::: MATERIAL PROVIDED :::

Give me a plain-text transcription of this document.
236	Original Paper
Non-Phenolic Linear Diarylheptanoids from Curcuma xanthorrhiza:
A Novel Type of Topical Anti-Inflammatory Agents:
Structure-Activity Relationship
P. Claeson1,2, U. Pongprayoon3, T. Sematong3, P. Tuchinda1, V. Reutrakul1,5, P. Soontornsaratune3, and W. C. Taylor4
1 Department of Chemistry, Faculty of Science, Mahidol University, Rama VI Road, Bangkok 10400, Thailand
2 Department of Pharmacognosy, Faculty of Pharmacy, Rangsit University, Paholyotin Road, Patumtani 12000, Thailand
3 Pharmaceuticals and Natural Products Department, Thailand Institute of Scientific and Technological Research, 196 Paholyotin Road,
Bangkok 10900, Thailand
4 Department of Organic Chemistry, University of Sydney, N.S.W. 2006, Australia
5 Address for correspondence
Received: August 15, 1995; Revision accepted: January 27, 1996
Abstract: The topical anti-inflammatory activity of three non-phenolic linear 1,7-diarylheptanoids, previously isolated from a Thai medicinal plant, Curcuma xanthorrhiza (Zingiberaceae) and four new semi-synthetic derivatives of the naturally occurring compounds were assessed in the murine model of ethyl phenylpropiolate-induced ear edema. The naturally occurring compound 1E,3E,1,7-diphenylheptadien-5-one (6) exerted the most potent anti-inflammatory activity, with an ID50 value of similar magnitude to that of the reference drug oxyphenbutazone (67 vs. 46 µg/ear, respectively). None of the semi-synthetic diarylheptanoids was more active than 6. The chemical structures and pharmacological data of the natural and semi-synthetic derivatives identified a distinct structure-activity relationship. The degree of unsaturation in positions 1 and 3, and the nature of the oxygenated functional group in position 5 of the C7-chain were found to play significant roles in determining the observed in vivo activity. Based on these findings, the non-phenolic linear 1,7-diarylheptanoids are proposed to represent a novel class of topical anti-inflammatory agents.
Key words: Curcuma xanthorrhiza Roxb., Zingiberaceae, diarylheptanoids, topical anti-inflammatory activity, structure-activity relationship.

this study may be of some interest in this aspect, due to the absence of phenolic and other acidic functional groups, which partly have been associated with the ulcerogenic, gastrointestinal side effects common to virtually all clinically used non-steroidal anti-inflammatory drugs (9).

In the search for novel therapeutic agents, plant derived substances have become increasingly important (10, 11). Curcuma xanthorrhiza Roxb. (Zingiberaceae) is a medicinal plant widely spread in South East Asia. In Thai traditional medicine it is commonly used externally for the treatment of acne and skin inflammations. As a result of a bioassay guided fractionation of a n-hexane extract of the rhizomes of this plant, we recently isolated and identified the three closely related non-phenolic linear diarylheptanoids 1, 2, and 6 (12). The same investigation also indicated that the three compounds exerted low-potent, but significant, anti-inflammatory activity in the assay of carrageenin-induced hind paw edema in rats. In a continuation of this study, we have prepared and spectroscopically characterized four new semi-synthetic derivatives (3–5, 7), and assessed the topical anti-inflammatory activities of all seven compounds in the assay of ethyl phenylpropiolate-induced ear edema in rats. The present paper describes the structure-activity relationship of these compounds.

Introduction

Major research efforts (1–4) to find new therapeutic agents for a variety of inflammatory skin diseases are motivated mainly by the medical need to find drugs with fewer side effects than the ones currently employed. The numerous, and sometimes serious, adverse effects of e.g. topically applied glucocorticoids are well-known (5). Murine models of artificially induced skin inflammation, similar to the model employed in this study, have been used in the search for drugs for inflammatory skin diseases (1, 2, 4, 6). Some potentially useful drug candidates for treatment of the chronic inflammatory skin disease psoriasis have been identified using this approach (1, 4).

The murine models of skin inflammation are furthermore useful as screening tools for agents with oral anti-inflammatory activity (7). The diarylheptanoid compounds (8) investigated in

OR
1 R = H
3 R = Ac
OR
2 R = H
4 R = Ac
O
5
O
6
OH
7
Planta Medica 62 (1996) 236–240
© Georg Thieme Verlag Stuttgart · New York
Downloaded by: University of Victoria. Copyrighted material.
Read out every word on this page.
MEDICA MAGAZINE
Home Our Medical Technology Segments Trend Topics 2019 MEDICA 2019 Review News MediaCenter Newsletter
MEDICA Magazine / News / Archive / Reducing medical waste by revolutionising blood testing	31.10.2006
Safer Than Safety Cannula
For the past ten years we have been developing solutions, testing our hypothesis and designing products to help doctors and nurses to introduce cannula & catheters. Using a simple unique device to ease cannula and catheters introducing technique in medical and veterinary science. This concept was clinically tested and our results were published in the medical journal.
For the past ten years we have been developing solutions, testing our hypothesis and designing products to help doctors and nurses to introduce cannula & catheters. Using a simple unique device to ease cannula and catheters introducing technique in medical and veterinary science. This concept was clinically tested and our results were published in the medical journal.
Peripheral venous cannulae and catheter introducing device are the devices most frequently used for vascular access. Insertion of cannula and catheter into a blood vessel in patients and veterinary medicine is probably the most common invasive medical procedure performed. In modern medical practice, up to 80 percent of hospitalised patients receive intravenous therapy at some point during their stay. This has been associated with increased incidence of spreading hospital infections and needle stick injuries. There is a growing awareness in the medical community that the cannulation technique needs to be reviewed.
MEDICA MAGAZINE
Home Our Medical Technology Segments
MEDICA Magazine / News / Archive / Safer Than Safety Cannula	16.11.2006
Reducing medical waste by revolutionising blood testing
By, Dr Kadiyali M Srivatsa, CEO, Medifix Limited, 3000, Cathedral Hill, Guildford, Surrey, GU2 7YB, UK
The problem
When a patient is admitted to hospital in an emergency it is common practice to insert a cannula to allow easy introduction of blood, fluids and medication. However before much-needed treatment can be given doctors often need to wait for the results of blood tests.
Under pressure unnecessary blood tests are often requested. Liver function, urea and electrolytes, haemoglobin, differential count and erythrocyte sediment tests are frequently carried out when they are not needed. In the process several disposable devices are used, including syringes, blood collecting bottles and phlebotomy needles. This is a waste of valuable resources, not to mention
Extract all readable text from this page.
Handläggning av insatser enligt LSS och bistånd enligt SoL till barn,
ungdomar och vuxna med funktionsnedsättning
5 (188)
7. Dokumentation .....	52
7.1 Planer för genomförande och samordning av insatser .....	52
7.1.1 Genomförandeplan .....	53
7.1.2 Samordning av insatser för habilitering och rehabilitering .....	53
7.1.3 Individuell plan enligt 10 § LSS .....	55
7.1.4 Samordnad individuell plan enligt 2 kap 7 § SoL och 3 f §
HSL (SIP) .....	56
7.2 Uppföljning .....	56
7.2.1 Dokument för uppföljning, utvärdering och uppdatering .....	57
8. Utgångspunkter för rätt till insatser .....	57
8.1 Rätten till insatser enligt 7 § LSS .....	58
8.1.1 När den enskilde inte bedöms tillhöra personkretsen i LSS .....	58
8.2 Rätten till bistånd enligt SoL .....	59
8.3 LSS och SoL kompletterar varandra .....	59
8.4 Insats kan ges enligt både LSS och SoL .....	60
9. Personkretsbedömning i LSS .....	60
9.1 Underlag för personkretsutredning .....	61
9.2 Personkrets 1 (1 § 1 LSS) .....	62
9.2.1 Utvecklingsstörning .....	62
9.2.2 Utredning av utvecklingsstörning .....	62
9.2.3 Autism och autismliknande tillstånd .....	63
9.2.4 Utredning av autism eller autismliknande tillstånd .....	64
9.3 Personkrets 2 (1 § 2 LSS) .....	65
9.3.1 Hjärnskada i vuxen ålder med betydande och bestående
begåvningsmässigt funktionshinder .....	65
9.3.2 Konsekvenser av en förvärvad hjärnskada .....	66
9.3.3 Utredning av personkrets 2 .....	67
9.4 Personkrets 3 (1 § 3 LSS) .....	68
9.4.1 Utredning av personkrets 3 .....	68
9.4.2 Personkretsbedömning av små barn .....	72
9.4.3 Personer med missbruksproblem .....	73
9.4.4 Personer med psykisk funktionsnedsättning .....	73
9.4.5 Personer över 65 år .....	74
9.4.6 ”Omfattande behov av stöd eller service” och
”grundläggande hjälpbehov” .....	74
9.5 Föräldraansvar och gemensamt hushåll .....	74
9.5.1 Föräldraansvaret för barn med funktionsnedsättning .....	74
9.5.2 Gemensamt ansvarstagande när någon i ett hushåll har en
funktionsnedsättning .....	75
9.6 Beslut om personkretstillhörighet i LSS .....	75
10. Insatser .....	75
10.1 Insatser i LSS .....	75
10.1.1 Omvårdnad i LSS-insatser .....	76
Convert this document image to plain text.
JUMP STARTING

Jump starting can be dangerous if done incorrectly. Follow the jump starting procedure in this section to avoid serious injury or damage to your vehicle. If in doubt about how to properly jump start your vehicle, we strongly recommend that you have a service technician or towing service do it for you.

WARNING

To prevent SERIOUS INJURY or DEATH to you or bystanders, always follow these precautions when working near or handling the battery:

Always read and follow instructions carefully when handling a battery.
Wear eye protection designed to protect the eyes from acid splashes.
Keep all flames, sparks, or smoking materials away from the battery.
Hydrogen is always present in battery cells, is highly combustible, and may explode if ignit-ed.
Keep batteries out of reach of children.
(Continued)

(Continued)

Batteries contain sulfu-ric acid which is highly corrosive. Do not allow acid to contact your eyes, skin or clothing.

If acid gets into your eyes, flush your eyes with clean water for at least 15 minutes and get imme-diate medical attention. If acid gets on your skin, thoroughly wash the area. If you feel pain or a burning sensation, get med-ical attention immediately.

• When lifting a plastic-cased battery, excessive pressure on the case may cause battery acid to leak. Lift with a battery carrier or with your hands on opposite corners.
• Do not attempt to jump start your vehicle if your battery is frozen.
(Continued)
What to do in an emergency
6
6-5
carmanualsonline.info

:::

● **PROBLEM STATEMENT**
Filter the records above and copy every line that contains the word "associated".

● **RESPONSE FOR THIS EXERCISE**
this study may be of some interest in this aspect, due to the absence of phenolic and other acidic functional groups, which partly have been associated with the ulcerogenic, gastrointestinal side effects common to virtually all clinically used non-steroidal anti-inflammatory drugs (9).
Peripheral venous cannulae and catheter introducing device are the devices most frequently used for vascular access. Insertion of cannula and catheter into a blood vessel in patients and veterinary medicine is probably the most common invasive medical procedure performed. In modern medical practice, up to 80 percent of hospitalised patients receive intravenous therapy at some point during their stay. This has been associated with increased incidence of spreading hospital infections and needle stick injuries. There is a growing awareness in the medical community that the cannulation technique needs to be reviewed.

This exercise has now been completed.